*Exercise requirements*. From the entries below, list each line with "Posen".
● ● ●
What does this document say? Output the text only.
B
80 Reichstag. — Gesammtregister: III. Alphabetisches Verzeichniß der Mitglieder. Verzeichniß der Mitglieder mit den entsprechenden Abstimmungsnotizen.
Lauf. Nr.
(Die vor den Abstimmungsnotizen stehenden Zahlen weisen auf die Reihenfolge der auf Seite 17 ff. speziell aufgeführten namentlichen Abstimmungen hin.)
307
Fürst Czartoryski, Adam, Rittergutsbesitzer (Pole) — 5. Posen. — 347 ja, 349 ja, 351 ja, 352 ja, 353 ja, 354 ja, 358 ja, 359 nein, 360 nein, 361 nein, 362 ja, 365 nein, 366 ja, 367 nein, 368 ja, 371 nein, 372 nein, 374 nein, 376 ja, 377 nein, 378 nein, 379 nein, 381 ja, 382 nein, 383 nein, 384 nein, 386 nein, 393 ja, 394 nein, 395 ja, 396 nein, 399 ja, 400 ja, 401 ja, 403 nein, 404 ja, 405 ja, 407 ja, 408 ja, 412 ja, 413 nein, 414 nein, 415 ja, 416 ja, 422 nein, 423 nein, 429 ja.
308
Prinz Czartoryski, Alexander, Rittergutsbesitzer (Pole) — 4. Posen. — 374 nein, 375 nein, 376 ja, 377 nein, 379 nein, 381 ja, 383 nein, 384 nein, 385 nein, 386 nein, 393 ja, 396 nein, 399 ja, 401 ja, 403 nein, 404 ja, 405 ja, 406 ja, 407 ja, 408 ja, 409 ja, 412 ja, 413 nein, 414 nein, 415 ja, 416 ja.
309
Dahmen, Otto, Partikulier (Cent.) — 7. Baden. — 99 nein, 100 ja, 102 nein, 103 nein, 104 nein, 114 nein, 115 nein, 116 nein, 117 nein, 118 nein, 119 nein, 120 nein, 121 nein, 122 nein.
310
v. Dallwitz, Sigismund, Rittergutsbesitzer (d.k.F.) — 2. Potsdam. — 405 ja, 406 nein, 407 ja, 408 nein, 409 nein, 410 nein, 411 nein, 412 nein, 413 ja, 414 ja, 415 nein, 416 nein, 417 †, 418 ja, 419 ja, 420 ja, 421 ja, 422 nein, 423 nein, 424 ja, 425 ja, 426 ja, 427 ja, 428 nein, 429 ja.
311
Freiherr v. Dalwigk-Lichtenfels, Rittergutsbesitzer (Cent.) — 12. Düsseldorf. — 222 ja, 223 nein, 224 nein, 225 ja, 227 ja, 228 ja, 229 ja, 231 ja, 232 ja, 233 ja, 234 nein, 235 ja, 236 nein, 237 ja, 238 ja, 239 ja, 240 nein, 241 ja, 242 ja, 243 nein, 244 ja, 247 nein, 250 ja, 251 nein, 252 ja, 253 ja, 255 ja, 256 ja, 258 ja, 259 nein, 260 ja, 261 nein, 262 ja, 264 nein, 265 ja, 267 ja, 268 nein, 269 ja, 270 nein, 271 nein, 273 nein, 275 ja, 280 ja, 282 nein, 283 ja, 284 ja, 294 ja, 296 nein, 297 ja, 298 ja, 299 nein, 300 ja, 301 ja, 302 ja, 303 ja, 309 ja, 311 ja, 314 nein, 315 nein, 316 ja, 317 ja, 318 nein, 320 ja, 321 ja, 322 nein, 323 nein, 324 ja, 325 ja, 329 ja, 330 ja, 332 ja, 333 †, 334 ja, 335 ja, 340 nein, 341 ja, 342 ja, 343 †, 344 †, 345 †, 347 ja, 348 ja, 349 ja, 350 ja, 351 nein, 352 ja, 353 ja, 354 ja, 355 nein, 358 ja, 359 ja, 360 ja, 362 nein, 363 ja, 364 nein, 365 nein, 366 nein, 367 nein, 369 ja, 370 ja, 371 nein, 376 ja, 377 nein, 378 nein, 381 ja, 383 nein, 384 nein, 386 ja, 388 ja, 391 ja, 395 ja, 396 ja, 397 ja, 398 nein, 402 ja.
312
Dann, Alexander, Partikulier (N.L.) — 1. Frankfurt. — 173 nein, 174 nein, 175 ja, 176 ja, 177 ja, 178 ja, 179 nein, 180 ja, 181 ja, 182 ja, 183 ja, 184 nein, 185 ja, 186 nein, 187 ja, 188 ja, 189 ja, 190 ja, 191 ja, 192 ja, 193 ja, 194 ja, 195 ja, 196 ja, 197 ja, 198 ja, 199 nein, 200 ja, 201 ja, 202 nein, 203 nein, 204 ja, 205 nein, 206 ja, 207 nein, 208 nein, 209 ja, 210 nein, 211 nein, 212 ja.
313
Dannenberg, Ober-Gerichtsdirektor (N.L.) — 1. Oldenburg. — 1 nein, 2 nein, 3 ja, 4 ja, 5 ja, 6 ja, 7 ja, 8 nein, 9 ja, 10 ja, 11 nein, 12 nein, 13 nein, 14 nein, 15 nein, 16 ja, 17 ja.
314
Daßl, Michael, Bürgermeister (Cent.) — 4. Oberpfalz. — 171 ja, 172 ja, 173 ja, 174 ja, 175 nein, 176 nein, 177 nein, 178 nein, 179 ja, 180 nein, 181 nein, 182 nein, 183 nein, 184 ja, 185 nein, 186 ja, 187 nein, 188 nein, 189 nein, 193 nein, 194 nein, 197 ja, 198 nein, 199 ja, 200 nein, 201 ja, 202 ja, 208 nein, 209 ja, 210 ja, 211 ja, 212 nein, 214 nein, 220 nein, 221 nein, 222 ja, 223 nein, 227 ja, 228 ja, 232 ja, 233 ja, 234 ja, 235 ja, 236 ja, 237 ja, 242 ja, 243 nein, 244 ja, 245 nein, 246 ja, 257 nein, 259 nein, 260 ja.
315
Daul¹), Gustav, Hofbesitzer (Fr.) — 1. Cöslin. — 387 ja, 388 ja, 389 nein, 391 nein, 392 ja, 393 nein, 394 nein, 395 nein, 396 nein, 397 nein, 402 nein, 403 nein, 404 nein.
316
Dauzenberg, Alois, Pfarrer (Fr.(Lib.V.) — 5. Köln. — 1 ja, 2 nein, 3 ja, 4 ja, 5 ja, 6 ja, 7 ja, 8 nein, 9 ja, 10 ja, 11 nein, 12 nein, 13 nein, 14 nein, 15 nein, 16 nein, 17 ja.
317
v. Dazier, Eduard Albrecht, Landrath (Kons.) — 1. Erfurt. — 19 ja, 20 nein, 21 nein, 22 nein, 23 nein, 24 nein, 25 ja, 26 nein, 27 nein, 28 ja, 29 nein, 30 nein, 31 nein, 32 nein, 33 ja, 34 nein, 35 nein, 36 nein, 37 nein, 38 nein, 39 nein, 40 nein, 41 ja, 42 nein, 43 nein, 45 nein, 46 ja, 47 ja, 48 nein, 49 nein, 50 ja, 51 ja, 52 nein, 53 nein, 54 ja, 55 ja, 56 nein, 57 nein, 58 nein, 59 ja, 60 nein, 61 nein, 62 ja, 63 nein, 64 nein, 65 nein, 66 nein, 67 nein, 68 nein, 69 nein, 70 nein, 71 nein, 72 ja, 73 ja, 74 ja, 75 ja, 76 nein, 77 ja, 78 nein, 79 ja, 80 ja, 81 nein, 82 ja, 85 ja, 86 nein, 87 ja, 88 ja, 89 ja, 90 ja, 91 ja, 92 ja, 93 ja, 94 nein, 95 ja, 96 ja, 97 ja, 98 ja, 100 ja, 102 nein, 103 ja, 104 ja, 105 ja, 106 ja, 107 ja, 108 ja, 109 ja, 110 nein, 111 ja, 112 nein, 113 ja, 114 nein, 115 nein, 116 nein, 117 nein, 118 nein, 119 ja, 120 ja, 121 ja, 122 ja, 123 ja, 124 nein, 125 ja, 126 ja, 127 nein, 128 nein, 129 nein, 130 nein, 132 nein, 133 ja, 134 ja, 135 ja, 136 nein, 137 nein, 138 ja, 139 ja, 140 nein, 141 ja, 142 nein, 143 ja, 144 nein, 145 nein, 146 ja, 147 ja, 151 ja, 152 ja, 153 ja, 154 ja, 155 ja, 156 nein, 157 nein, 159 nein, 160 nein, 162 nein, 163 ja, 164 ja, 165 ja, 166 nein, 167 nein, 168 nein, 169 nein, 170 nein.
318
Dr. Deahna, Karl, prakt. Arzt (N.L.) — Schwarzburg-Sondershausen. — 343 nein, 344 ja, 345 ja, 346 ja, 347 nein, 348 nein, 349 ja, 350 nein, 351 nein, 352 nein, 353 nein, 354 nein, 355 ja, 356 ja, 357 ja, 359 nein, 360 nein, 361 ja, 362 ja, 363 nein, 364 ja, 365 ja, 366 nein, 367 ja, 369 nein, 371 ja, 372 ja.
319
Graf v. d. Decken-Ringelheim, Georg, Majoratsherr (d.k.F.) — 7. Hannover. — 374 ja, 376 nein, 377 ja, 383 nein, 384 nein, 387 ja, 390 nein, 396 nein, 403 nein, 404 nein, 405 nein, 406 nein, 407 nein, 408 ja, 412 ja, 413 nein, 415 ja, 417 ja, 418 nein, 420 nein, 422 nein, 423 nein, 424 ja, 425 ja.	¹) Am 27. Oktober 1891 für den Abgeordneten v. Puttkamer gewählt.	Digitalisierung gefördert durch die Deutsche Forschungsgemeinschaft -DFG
● ● ●
*Solution to this problem*.
Fürst Czartoryski, Adam, Rittergutsbesitzer (Pole) — 5. Posen. — 347 ja, 349 ja, 351 ja, 352 ja, 353 ja, 354 ja, 358 ja, 359 nein, 360 nein, 361 nein, 362 ja, 365 nein, 366 ja, 367 nein, 368 ja, 371 nein, 372 nein, 374 nein, 376 ja, 377 nein, 378 nein, 379 nein, 381 ja, 382 nein, 383 nein, 384 nein, 386 nein, 393 ja, 394 nein, 395 ja, 396 nein, 399 ja, 400 ja, 401 ja, 403 nein, 404 ja, 405 ja, 407 ja, 408 ja, 412 ja, 413 nein, 414 nein, 415 ja, 416 ja, 422 nein, 423 nein, 429 ja.
Prinz Czartoryski, Alexander, Rittergutsbesitzer (Pole) — 4. Posen. — 374 nein, 375 nein, 376 ja, 377 nein, 379 nein, 381 ja, 383 nein, 384 nein, 385 nein, 386 nein, 393 ja, 396 nein, 399 ja, 401 ja, 403 nein, 404 ja, 405 ja, 406 ja, 407 ja, 408 ja, 409 ja, 412 ja, 413 nein, 414 nein, 415 ja, 416 ja.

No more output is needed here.